Identify and copy all lines of the material where the string "title" is found.

**** Input rows ****

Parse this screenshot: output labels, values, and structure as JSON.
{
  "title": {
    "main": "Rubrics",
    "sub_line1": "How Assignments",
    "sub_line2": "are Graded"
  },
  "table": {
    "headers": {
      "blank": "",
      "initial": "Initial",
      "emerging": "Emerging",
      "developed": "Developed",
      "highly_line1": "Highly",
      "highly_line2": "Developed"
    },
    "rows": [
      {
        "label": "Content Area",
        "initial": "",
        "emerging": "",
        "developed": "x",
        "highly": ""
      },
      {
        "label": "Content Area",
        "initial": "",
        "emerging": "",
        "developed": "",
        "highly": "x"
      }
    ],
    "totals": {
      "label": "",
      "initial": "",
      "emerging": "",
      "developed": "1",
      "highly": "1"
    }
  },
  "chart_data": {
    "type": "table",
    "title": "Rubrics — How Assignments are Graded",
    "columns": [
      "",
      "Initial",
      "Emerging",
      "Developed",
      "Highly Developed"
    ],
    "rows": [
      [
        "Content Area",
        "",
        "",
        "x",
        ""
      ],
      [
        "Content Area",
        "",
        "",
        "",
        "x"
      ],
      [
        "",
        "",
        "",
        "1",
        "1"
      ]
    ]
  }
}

****

■ Problem solution ■
  "title": {
    "title": "Rubrics — How Assignments are Graded",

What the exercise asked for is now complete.